* TASK SET *
1) Name every place, body of water, and organization mentioned in the commentary on Portland's bag and polystyrene ordinances.
2) Write the next part of the commentary on Portland's bag and polystyrene ordinances, beginning after its final sentence.

* SOURCE *
Other communities (South Portland, for example), solve this by simply providing a larger, lidded container for recyclables. Portland supposedly has a pilot program in the works to do the same, but it clearly hasn’t been given priority over the ban and bag-fee ordinances, which consumed two years’ worth of administrative effort.

In any case, reducing litter is one of the weaker arguments in support of the ordinances. The least persuasive point in favor of the ban and fee that I read was the comment by Will Everitt of Friends of Casco Bay, who asked councilors to consider the $628 million of annual economic activity associated with that body of water — as if some plastic bags floating in the bay were a serious threat to the tourism and fishing industries. This is not to say such litter is harmless (it’s not), but that’s the kind of reasoning that understandably makes opponents of the measures roll their eyes.

I was also disappointed to read the comment by a Casco Bay High School student who pointed out that polystyrene remains in “our landfills” for hundreds of years. I recently attended an afternoon of presentations on environmental issues by other CBHS students — which Councilor Ed Suslovic, a lead promoter of the ordinances, also attended — during which many students made similar points about local landfill capacity.

* ENTRIES SHOWN *

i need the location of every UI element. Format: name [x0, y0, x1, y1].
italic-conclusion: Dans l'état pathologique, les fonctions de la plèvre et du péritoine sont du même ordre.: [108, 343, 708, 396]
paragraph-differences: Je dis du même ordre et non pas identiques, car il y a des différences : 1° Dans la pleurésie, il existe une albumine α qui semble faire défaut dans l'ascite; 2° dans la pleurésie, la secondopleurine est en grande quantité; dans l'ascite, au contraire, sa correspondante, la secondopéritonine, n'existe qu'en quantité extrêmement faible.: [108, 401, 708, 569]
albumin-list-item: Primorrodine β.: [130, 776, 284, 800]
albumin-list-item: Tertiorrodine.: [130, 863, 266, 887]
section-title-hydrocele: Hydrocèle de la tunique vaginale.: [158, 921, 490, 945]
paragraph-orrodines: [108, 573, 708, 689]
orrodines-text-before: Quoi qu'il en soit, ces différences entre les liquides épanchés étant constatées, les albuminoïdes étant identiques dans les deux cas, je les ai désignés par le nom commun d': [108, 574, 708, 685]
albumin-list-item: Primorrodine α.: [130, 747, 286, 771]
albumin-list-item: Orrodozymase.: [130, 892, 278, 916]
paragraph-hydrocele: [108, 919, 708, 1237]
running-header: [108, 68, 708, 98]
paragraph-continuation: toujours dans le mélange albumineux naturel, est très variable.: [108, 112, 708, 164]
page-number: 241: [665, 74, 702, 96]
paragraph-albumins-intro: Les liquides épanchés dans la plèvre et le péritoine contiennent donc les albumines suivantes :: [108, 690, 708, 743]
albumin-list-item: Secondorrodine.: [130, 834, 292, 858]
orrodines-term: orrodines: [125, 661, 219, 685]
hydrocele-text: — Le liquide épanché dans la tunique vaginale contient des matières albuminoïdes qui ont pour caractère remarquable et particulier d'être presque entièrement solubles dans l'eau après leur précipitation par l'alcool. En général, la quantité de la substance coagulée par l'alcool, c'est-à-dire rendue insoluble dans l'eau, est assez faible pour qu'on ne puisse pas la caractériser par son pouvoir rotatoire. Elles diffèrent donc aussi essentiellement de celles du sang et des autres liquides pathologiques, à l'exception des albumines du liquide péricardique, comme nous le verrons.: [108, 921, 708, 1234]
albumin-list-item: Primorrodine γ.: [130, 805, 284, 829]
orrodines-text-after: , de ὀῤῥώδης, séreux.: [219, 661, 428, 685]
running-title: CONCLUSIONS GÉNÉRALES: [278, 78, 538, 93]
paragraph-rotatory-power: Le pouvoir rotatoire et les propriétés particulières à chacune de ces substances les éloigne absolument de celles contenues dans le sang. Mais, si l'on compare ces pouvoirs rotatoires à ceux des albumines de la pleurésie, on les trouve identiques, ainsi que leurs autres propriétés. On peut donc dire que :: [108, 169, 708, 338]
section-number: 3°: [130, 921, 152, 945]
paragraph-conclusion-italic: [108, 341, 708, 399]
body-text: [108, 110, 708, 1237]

* RESULTS *
1) South Portland, Portland, Casco Bay, Friends of Casco Bay, Casco Bay High School (CBHS)

2)
For the record, communities throughout Cumberland County, including Portland, send their trash to ecomaine’s facility on Blueberry Road, where it’s incinerated to produce electricity and ash. The ash is sent to an “ashfill” on the South Portland/Scarborough line that’s not expected to reach capacity for another quarter-century. Plus, polystyrene, which is almost entirely comprised of air, generates an insignificant percentage of the ash ecomaine buries. While it’s nice that students at this much-lauded expeditionary high school know how to make PowerPoint presentations, it’s appalling that they don’t know where their garbage goes and that no teachers (or city councilors, for that matter) apparently care to tell them.

This ignorance of the basic facts of our ecosystem and the products we use is the real reason Portland’s new ban and fee laws are important. In and of itself, the extra nickel for grocery bags is insignificant compared with the effect the fee will have on our conscience as consumers. The measures passed this week are opening salvos in what I hope will be a sustained counteroffensive against our “throwaway culture.”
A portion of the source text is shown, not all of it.